» **GIVEN PROBLEM**
Select lines where the word "Create" appears.

Stored data
[start]

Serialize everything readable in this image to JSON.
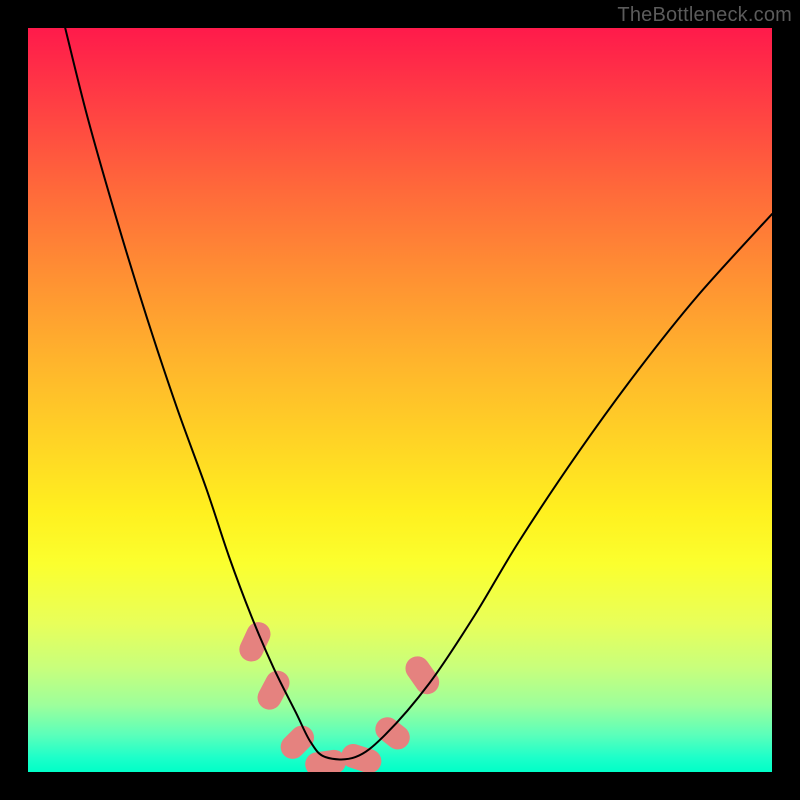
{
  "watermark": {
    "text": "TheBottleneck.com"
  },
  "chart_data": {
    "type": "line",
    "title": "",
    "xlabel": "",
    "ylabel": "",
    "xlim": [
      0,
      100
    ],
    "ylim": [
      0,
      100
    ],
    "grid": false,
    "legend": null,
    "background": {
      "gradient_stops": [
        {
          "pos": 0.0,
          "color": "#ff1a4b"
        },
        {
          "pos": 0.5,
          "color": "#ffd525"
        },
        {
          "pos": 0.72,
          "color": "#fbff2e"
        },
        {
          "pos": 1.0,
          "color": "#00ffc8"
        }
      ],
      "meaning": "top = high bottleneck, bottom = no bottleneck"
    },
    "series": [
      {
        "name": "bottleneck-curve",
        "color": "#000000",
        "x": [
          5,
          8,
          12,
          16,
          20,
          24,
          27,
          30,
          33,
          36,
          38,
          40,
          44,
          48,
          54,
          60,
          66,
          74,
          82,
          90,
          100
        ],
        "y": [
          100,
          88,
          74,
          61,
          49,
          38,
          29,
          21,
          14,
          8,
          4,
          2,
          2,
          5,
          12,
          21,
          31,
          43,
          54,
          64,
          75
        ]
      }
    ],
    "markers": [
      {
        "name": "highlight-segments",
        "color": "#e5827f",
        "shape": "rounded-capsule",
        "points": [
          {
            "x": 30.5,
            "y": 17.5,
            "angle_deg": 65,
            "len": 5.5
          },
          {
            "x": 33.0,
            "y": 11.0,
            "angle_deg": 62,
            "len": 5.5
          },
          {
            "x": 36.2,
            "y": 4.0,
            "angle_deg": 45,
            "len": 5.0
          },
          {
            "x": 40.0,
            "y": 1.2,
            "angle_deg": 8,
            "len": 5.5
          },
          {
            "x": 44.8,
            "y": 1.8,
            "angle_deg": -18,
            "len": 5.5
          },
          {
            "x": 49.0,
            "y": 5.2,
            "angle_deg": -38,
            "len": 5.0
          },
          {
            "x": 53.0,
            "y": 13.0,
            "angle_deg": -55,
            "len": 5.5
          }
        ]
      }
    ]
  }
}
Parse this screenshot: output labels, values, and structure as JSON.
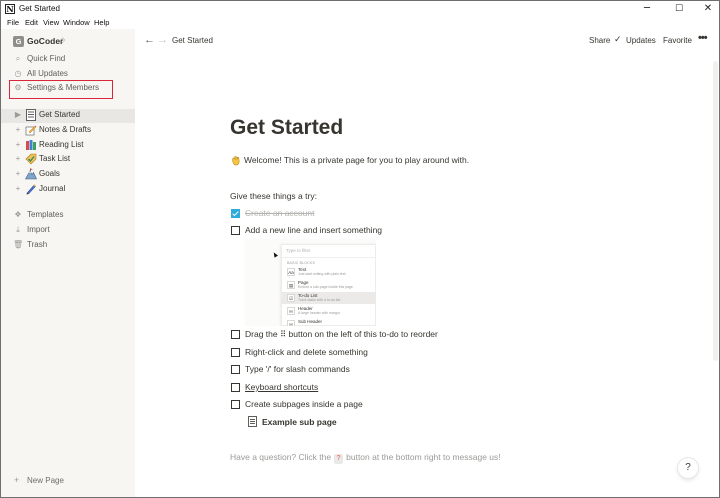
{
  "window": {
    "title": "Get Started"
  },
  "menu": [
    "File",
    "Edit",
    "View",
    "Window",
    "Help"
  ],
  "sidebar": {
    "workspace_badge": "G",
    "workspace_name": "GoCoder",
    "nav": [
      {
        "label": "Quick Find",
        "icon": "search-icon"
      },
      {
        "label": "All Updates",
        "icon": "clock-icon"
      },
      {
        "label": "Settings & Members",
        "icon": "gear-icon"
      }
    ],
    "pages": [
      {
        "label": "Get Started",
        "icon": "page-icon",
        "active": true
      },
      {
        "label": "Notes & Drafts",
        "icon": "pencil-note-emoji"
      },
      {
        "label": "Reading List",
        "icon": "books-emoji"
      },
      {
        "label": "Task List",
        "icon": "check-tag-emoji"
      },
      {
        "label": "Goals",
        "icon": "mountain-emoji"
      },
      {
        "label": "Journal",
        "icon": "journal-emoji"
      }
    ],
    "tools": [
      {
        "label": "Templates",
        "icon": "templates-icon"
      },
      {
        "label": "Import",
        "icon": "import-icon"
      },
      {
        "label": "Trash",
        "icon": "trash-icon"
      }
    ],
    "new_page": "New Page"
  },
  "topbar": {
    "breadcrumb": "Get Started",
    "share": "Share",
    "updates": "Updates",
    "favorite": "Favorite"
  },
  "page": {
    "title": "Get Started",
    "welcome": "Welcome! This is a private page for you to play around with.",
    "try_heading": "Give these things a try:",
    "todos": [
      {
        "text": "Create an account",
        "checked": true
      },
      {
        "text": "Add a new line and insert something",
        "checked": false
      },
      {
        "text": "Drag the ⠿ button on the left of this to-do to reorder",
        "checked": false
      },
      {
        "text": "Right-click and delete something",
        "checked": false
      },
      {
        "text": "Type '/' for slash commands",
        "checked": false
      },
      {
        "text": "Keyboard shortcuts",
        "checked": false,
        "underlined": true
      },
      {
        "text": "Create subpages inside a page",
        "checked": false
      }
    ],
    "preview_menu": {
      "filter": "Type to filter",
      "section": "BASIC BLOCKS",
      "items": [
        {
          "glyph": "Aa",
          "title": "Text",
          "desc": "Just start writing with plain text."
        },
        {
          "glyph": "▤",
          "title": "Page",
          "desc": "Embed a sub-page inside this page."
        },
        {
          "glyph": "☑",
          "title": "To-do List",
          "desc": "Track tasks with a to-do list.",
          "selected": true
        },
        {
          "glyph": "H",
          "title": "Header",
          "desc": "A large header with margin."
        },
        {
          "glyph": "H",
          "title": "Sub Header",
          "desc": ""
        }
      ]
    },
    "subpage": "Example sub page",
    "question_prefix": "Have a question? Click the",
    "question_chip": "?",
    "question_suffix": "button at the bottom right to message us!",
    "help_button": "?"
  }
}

[end]
[start]

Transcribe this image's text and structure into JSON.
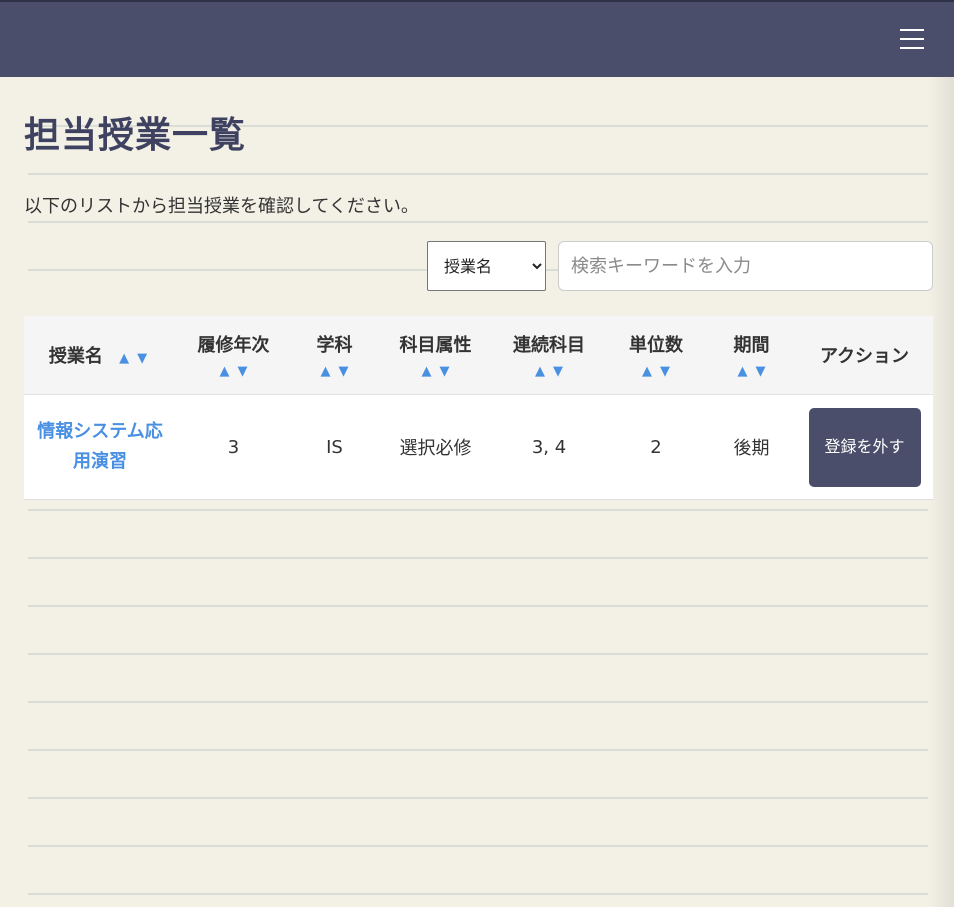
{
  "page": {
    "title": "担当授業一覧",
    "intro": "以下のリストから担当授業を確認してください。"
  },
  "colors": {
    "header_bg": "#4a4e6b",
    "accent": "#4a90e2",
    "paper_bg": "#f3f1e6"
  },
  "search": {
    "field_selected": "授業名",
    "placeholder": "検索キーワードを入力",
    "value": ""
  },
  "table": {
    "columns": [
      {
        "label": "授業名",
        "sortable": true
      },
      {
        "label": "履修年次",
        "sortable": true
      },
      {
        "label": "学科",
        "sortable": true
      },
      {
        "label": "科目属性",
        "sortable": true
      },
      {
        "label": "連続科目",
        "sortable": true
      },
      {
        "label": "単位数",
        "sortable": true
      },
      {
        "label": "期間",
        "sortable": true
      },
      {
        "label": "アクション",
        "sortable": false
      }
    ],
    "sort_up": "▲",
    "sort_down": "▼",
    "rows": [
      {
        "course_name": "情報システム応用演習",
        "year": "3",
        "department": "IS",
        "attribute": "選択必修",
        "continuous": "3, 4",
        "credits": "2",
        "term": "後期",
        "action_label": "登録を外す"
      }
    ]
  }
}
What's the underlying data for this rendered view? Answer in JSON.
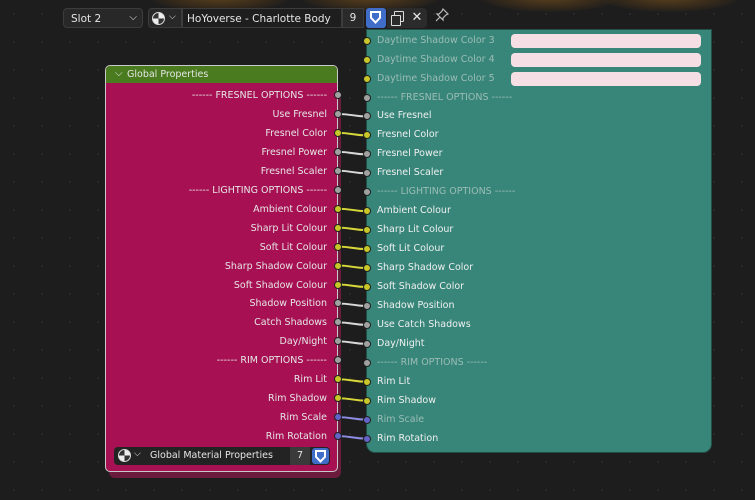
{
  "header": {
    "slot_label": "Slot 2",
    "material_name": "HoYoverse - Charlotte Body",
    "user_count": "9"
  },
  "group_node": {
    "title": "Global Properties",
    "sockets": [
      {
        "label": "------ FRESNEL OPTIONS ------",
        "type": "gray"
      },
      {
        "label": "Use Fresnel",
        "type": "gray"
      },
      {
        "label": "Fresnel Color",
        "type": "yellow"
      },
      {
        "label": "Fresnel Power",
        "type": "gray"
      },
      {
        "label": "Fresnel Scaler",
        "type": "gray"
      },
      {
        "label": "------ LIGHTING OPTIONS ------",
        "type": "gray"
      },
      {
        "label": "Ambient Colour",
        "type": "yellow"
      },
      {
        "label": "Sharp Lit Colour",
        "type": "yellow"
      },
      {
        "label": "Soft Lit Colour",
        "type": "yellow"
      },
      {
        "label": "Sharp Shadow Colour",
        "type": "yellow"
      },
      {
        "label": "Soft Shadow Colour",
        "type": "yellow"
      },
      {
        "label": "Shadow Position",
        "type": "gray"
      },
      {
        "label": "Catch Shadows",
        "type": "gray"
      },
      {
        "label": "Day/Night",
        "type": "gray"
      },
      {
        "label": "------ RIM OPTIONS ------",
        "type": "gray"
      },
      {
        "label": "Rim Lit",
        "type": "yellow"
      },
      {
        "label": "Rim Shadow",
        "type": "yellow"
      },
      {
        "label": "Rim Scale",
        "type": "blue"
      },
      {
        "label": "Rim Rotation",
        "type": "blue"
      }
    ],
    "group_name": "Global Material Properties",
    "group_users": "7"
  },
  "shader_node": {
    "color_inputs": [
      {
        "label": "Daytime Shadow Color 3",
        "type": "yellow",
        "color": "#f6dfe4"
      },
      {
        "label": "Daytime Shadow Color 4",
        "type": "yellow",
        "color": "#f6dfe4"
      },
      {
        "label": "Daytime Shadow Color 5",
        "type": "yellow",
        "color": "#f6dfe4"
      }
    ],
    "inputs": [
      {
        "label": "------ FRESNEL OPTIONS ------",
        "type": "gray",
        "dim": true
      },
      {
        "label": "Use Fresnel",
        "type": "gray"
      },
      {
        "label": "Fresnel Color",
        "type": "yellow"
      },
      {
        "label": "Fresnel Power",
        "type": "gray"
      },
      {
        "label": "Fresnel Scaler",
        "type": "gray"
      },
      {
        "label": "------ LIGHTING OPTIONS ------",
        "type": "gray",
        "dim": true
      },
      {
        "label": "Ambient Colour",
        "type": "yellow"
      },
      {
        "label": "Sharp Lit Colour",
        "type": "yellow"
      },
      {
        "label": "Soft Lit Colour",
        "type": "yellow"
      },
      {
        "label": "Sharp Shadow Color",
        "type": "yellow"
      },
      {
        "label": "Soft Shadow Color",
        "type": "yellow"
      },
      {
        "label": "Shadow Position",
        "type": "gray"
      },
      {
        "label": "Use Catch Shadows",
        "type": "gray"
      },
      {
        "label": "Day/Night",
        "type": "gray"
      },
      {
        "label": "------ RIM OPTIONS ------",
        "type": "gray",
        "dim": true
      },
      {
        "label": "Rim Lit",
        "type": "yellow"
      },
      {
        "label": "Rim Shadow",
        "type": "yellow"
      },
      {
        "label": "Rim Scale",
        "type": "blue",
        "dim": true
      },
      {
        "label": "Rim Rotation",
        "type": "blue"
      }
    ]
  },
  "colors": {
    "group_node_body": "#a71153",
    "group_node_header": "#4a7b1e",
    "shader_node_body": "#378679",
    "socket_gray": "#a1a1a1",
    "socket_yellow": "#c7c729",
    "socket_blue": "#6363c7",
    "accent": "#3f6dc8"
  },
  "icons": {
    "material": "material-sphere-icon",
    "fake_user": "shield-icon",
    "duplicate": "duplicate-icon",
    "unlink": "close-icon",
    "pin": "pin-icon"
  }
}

[end]

» **PROBLEM SOLUTION**
        "text": "Create an account",
        "text": "Create subpages inside a page",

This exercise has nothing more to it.